----- DATASET EXTRACT
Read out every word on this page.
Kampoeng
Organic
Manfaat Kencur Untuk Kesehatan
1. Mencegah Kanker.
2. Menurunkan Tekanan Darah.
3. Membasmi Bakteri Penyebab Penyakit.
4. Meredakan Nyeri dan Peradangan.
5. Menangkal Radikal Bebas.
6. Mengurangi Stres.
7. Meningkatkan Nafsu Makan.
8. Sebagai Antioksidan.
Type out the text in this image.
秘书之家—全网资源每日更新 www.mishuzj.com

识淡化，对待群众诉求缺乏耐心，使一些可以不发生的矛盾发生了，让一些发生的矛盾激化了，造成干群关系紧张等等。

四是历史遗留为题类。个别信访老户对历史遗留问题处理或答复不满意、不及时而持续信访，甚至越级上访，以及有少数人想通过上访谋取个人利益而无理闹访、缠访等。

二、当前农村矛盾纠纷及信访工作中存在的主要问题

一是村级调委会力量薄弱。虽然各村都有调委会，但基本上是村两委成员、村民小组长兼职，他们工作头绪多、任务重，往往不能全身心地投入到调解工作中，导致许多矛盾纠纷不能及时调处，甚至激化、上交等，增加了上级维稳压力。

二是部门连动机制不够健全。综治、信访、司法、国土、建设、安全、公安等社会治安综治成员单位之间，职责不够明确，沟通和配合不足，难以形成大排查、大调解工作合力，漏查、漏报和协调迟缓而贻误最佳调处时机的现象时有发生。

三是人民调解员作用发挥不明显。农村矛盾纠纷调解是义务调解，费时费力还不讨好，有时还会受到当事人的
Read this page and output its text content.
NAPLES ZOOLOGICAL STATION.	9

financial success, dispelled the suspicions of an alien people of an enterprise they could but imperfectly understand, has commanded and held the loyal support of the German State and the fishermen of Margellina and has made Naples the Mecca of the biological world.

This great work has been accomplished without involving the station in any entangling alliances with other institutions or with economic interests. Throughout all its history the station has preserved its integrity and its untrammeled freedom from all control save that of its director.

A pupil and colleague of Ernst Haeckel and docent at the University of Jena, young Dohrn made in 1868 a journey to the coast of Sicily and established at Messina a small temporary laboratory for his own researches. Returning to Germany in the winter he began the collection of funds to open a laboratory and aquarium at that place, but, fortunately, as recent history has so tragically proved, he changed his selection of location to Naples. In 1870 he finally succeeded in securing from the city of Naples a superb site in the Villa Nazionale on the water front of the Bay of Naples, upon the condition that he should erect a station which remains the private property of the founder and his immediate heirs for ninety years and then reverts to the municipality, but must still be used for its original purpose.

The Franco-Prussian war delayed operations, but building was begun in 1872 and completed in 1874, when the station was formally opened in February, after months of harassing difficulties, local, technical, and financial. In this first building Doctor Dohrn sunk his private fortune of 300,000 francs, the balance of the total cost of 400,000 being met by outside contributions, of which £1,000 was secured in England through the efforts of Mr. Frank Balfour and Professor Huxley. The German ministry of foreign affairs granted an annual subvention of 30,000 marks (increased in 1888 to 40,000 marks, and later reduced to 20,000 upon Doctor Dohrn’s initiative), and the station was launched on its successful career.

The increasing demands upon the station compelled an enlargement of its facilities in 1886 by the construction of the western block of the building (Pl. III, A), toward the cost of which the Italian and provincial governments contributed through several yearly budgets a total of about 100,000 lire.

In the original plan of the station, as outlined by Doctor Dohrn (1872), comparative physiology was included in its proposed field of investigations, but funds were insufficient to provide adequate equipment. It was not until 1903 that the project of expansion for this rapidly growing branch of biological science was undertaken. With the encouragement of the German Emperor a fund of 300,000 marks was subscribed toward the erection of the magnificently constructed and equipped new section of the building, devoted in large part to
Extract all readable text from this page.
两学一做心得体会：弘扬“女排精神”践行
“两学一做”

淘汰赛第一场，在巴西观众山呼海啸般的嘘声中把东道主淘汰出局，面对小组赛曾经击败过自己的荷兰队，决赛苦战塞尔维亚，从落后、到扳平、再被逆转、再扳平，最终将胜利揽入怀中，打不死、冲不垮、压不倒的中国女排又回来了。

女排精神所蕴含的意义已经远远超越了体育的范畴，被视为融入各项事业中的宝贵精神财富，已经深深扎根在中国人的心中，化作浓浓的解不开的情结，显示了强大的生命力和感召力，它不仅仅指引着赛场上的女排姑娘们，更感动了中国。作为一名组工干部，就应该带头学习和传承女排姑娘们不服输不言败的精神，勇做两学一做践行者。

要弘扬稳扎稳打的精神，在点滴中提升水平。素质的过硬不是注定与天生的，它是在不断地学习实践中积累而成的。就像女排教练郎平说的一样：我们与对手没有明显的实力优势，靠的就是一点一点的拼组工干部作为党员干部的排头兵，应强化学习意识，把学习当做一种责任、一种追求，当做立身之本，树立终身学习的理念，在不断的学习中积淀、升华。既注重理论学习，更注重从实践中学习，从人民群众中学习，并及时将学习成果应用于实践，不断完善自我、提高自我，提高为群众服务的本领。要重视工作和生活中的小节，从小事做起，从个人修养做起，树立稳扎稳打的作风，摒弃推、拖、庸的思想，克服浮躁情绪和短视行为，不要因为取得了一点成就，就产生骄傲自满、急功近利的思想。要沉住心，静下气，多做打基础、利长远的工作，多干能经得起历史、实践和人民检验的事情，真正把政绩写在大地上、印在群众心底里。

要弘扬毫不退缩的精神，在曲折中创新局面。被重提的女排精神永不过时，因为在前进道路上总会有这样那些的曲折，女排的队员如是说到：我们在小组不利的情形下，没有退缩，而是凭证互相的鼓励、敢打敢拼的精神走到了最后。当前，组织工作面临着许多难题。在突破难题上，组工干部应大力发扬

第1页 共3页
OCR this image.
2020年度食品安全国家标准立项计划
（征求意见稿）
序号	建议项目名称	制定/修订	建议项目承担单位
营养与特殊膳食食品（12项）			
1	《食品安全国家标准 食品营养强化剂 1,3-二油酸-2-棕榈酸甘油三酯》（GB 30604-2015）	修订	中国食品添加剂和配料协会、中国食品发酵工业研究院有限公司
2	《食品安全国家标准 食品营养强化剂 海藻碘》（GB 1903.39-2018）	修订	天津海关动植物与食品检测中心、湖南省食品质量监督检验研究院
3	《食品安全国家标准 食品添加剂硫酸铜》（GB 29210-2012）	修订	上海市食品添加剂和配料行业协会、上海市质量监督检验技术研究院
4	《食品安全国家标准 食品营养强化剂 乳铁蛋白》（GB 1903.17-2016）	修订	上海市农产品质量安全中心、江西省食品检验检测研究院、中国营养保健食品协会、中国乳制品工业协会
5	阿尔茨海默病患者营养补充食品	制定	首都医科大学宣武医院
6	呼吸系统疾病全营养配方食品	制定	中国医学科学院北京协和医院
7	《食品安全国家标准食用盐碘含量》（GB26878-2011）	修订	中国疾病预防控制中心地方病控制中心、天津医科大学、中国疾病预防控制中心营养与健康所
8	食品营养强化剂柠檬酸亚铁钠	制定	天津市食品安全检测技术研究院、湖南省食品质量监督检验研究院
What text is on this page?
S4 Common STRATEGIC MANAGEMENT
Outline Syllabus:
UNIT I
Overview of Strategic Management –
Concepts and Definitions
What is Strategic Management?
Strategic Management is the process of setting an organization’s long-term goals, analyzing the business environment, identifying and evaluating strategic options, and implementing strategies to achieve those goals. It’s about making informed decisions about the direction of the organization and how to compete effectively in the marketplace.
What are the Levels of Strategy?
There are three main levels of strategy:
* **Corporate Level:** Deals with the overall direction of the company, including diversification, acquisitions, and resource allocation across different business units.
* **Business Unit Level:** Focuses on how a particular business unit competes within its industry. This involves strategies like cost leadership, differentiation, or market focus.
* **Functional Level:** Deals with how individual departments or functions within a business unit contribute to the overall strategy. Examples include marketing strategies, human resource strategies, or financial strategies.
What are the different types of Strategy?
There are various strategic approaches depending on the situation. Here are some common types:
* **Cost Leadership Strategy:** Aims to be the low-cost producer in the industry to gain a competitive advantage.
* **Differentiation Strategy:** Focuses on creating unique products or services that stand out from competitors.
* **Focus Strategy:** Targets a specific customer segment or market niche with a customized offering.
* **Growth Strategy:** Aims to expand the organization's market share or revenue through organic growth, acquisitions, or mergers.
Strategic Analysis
----------
→ WHAT YOU NEED TO DO
Using the records above, pull out each line where the word "industry" occurs.

→ EXERCISE ANSWER
* **Business Unit Level:** Focuses on how a particular business unit competes within its industry. This involves strategies like cost leadership, differentiation, or market focus.
* **Cost Leadership Strategy:** Aims to be the low-cost producer in the industry to gain a competitive advantage.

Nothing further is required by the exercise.